=== EXERCISE INSTRUCTIONS ===
Write the material out again exactly as it stands.

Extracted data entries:
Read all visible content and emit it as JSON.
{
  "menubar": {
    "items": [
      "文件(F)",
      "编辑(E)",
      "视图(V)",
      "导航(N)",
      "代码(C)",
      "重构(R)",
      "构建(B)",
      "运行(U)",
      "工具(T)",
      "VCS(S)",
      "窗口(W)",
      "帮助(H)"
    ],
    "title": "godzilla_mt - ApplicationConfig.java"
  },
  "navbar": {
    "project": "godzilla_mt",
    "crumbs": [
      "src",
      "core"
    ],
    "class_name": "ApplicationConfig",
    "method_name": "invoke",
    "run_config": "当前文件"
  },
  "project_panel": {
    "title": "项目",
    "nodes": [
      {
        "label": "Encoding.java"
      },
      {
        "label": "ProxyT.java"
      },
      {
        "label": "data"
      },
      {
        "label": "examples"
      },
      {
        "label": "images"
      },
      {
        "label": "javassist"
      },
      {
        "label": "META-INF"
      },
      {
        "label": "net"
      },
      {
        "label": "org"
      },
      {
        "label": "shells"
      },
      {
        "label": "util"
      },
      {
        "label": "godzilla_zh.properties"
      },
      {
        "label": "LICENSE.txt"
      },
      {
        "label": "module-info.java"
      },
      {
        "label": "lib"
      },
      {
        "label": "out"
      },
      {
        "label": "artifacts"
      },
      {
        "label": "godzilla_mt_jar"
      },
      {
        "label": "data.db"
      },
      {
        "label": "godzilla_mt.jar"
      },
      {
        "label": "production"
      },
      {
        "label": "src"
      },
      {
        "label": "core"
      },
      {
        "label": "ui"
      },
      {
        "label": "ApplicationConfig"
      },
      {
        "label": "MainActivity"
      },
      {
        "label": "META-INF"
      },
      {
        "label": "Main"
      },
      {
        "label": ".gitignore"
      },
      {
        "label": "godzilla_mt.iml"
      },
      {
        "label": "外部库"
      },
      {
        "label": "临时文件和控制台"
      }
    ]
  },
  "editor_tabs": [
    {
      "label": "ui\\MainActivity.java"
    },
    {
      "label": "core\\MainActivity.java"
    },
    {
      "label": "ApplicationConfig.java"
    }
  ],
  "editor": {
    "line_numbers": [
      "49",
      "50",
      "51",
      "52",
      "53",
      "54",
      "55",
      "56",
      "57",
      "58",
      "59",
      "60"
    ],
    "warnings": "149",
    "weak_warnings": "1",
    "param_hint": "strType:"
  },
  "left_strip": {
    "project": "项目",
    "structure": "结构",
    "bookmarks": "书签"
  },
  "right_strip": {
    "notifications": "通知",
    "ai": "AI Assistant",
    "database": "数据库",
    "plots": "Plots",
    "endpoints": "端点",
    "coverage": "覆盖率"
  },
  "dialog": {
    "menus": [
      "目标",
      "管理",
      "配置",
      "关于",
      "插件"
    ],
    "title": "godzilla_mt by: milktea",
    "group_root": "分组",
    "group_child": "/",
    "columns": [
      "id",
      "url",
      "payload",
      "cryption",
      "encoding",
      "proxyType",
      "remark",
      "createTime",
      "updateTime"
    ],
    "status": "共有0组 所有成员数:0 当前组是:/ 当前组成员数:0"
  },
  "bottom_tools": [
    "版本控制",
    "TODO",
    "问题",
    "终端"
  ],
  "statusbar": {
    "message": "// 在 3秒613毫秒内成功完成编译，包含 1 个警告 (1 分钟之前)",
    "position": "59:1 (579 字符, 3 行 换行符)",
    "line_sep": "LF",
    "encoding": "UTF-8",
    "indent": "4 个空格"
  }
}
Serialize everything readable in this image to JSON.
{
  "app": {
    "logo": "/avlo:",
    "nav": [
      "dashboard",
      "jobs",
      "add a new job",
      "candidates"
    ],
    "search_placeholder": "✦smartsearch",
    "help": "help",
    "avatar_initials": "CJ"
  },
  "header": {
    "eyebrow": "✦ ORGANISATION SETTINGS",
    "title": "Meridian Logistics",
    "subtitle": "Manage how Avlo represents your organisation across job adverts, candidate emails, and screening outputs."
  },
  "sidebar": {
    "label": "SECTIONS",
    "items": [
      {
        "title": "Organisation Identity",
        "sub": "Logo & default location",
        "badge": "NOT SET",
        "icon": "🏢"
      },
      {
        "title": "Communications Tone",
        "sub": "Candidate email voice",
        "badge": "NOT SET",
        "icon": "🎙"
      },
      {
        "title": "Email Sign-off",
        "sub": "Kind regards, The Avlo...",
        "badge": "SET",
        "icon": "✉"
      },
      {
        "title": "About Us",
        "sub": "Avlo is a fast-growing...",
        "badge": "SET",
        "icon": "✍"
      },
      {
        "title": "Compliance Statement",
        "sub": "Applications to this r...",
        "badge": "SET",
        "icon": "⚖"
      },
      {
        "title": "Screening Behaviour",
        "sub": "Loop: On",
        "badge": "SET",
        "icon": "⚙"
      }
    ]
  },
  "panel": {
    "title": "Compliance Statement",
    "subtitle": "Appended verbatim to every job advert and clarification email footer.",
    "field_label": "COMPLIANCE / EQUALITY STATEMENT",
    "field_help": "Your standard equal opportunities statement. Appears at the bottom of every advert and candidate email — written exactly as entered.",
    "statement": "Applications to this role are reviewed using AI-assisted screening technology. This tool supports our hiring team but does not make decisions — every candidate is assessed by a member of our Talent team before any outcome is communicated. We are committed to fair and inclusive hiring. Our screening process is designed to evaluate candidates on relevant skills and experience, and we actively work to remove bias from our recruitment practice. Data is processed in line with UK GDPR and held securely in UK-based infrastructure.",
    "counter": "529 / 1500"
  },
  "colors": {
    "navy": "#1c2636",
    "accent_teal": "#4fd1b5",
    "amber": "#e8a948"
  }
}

=== ANSWER BELOW ===
Read all visible content and emit it as JSON.
{
  "menubar": {
    "items": [
      "文件(F)",
      "编辑(E)",
      "视图(V)",
      "导航(N)",
      "代码(C)",
      "重构(R)",
      "构建(B)",
      "运行(U)",
      "工具(T)",
      "VCS(S)",
      "窗口(W)",
      "帮助(H)"
    ],
    "title": "godzilla_mt - ApplicationConfig.java"
  },
  "navbar": {
    "project": "godzilla_mt",
    "crumbs": [
      "src",
      "core"
    ],
    "class_name": "ApplicationConfig",
    "method_name": "invoke",
    "run_config": "当前文件"
  },
  "project_panel": {
    "title": "项目",
    "nodes": [
      {
        "label": "Encoding.java"
      },
      {
        "label": "ProxyT.java"
      },
      {
        "label": "data"
      },
      {
        "label": "examples"
      },
      {
        "label": "images"
      },
      {
        "label": "javassist"
      },
      {
        "label": "META-INF"
      },
      {
        "label": "net"
      },
      {
        "label": "org"
      },
      {
        "label": "shells"
      },
      {
        "label": "util"
      },
      {
        "label": "godzilla_zh.properties"
      },
      {
        "label": "LICENSE.txt"
      },
      {
        "label": "module-info.java"
      },
      {
        "label": "lib"
      },
      {
        "label": "out"
      },
      {
        "label": "artifacts"
      },
      {
        "label": "godzilla_mt_jar"
      },
      {
        "label": "data.db"
      },
      {
        "label": "godzilla_mt.jar"
      },
      {
        "label": "production"
      },
      {
        "label": "src"
      },
      {
        "label": "core"
      },
      {
        "label": "ui"
      },
      {
        "label": "ApplicationConfig"
      },
      {
        "label": "MainActivity"
      },
      {
        "label": "META-INF"
      },
      {
        "label": "Main"
      },
      {
        "label": ".gitignore"
      },
      {
        "label": "godzilla_mt.iml"
      },
      {
        "label": "外部库"
      },
      {
        "label": "临时文件和控制台"
      }
    ]
  },
  "editor_tabs": [
    {
      "label": "ui\\MainActivity.java"
    },
    {
      "label": "core\\MainActivity.java"
    },
    {
      "label": "ApplicationConfig.java"
    }
  ],
  "editor": {
    "line_numbers": [
      "49",
      "50",
      "51",
      "52",
      "53",
      "54",
      "55",
      "56",
      "57",
      "58",
      "59",
      "60"
    ],
    "warnings": "149",
    "weak_warnings": "1",
    "param_hint": "strType:"
  },
  "left_strip": {
    "project": "项目",
    "structure": "结构",
    "bookmarks": "书签"
  },
  "right_strip": {
    "notifications": "通知",
    "ai": "AI Assistant",
    "database": "数据库",
    "plots": "Plots",
    "endpoints": "端点",
    "coverage": "覆盖率"
  },
  "dialog": {
    "menus": [
      "目标",
      "管理",
      "配置",
      "关于",
      "插件"
    ],
    "title": "godzilla_mt by: milktea",
    "group_root": "分组",
    "group_child": "/",
    "columns": [
      "id",
      "url",
      "payload",
      "cryption",
      "encoding",
      "proxyType",
      "remark",
      "createTime",
      "updateTime"
    ],
    "status": "共有0组 所有成员数:0 当前组是:/ 当前组成员数:0"
  },
  "bottom_tools": [
    "版本控制",
    "TODO",
    "问题",
    "终端"
  ],
  "statusbar": {
    "message": "// 在 3秒613毫秒内成功完成编译，包含 1 个警告 (1 分钟之前)",
    "position": "59:1 (579 字符, 3 行 换行符)",
    "line_sep": "LF",
    "encoding": "UTF-8",
    "indent": "4 个空格"
  }
}
Serialize everything readable in this image to JSON.
{
  "app": {
    "logo": "/avlo:",
    "nav": [
      "dashboard",
      "jobs",
      "add a new job",
      "candidates"
    ],
    "search_placeholder": "✦smartsearch",
    "help": "help",
    "avatar_initials": "CJ"
  },
  "header": {
    "eyebrow": "✦ ORGANISATION SETTINGS",
    "title": "Meridian Logistics",
    "subtitle": "Manage how Avlo represents your organisation across job adverts, candidate emails, and screening outputs."
  },
  "sidebar": {
    "label": "SECTIONS",
    "items": [
      {
        "title": "Organisation Identity",
        "sub": "Logo & default location",
        "badge": "NOT SET",
        "icon": "🏢"
      },
      {
        "title": "Communications Tone",
        "sub": "Candidate email voice",
        "badge": "NOT SET",
        "icon": "🎙"
      },
      {
        "title": "Email Sign-off",
        "sub": "Kind regards, The Avlo...",
        "badge": "SET",
        "icon": "✉"
      },
      {
        "title": "About Us",
        "sub": "Avlo is a fast-growing...",
        "badge": "SET",
        "icon": "✍"
      },
      {
        "title": "Compliance Statement",
        "sub": "Applications to this r...",
        "badge": "SET",
        "icon": "⚖"
      },
      {
        "title": "Screening Behaviour",
        "sub": "Loop: On",
        "badge": "SET",
        "icon": "⚙"
      }
    ]
  },
  "panel": {
    "title": "Compliance Statement",
    "subtitle": "Appended verbatim to every job advert and clarification email footer.",
    "field_label": "COMPLIANCE / EQUALITY STATEMENT",
    "field_help": "Your standard equal opportunities statement. Appears at the bottom of every advert and candidate email — written exactly as entered.",
    "statement": "Applications to this role are reviewed using AI-assisted screening technology. This tool supports our hiring team but does not make decisions — every candidate is assessed by a member of our Talent team before any outcome is communicated. We are committed to fair and inclusive hiring. Our screening process is designed to evaluate candidates on relevant skills and experience, and we actively work to remove bias from our recruitment practice. Data is processed in line with UK GDPR and held securely in UK-based infrastructure.",
    "counter": "529 / 1500"
  },
  "colors": {
    "navy": "#1c2636",
    "accent_teal": "#4fd1b5",
    "amber": "#e8a948"
  }
}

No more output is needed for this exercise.